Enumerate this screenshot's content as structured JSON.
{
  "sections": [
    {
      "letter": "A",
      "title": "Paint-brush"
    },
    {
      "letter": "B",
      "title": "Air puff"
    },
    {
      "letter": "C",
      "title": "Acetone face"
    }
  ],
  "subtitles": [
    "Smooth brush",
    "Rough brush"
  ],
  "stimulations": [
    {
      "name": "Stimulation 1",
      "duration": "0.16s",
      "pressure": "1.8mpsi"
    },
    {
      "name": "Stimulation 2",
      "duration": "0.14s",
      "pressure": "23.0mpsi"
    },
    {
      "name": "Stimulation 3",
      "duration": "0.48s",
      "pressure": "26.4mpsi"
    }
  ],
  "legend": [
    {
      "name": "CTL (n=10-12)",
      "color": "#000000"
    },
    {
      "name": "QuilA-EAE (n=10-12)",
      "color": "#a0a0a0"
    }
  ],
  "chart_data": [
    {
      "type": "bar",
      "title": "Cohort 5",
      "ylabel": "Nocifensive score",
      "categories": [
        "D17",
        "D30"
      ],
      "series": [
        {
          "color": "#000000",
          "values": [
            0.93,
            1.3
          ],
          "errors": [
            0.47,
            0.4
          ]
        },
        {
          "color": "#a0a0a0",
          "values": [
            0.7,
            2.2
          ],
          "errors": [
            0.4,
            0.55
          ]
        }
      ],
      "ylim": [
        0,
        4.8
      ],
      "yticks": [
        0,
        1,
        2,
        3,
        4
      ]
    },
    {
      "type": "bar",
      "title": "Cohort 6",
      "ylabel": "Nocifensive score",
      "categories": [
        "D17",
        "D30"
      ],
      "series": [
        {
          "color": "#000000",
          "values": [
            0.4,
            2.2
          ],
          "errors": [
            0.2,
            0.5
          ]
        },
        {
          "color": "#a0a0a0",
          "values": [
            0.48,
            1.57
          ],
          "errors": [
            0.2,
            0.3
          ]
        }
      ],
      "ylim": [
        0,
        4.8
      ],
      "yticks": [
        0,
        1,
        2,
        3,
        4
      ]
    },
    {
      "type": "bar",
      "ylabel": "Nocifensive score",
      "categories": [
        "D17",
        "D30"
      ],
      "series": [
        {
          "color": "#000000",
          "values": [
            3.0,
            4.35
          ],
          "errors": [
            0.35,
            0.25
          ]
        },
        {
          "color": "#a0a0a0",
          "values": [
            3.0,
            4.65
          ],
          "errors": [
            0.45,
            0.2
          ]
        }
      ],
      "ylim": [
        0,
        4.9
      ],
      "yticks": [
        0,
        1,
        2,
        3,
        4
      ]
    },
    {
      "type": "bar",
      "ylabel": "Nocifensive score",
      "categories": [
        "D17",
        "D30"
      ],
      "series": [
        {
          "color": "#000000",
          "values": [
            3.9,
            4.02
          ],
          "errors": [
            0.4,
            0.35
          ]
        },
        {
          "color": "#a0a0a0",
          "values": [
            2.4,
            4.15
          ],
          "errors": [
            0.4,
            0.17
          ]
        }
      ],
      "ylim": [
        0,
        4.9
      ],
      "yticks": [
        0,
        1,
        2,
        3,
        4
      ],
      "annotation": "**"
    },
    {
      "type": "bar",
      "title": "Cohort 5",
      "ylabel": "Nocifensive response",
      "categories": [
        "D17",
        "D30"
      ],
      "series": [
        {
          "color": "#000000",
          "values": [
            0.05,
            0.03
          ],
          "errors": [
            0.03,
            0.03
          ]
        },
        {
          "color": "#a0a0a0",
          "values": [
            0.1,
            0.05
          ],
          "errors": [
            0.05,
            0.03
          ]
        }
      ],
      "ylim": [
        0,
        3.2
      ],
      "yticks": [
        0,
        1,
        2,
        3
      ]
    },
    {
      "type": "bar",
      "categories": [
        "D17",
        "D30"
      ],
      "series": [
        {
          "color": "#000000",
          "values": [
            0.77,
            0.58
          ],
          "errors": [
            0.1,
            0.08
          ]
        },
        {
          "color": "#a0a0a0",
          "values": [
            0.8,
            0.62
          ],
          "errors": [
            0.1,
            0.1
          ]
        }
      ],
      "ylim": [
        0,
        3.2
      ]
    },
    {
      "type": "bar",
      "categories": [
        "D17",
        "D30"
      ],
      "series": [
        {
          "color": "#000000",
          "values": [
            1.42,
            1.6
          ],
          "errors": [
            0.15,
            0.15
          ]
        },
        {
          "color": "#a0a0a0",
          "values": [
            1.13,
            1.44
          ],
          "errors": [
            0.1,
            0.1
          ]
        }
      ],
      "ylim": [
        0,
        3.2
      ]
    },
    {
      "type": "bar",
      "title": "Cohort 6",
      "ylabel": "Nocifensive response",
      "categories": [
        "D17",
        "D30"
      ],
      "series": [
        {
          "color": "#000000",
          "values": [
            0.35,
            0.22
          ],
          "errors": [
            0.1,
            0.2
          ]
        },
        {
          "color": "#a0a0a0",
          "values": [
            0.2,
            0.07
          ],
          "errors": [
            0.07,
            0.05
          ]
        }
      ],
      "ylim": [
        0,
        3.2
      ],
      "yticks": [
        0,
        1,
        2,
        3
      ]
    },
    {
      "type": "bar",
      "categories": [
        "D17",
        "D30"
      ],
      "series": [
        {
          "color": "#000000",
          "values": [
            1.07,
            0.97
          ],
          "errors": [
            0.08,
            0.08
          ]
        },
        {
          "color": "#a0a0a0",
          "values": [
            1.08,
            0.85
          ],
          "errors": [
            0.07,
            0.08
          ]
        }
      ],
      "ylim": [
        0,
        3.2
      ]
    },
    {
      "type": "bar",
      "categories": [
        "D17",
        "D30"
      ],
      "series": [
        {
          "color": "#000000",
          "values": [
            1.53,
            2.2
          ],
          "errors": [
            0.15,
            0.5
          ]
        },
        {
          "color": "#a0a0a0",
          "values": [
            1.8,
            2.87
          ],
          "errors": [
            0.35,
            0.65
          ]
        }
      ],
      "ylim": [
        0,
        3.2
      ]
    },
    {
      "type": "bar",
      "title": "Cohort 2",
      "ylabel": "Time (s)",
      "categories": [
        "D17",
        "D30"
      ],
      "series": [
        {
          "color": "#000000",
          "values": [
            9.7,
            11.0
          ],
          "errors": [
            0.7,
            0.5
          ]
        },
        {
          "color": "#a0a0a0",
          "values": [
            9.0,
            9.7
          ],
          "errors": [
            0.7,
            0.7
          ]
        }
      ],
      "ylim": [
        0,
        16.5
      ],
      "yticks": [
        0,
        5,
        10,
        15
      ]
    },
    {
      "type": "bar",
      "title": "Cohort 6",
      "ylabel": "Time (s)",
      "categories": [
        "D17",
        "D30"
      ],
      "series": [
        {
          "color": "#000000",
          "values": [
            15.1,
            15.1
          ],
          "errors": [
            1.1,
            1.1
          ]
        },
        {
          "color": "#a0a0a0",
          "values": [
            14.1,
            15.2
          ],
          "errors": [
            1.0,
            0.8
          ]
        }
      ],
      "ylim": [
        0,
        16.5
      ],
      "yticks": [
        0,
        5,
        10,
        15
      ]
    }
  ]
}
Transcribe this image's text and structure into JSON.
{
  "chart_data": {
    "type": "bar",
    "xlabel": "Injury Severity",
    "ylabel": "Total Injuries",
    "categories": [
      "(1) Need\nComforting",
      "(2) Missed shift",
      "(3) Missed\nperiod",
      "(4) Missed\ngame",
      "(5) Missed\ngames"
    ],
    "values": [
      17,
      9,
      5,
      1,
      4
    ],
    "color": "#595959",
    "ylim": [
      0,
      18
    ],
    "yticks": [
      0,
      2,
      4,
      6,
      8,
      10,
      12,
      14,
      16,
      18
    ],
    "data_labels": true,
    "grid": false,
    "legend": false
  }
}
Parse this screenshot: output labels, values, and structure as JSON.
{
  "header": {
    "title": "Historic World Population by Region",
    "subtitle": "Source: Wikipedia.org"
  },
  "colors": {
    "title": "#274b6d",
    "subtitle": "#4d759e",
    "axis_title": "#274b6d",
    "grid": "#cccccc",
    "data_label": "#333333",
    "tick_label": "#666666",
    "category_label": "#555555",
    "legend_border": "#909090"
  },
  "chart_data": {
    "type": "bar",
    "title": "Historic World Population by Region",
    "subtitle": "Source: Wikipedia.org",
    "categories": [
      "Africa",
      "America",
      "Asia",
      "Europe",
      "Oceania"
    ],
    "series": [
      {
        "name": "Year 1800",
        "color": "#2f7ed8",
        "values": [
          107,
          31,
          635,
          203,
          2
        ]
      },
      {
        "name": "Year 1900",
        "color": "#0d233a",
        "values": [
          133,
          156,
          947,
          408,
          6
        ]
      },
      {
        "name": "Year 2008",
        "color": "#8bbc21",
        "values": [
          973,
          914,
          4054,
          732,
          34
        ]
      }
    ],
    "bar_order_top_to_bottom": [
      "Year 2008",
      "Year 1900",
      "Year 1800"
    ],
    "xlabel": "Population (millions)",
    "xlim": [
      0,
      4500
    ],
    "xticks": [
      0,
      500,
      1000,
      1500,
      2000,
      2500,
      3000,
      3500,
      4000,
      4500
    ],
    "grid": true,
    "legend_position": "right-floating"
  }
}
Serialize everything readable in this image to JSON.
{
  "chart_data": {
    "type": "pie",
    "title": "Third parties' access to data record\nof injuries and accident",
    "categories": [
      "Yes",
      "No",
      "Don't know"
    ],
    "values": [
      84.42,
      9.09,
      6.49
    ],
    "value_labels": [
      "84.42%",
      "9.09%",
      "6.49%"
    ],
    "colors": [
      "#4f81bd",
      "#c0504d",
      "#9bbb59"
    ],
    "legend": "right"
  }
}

____________________

Task details: Go through the records above, find every line with the word "screenshot", and list those lines.

Finished task:
Enumerate this screenshot's content as structured JSON.
Parse this screenshot: output labels, values, and structure as JSON.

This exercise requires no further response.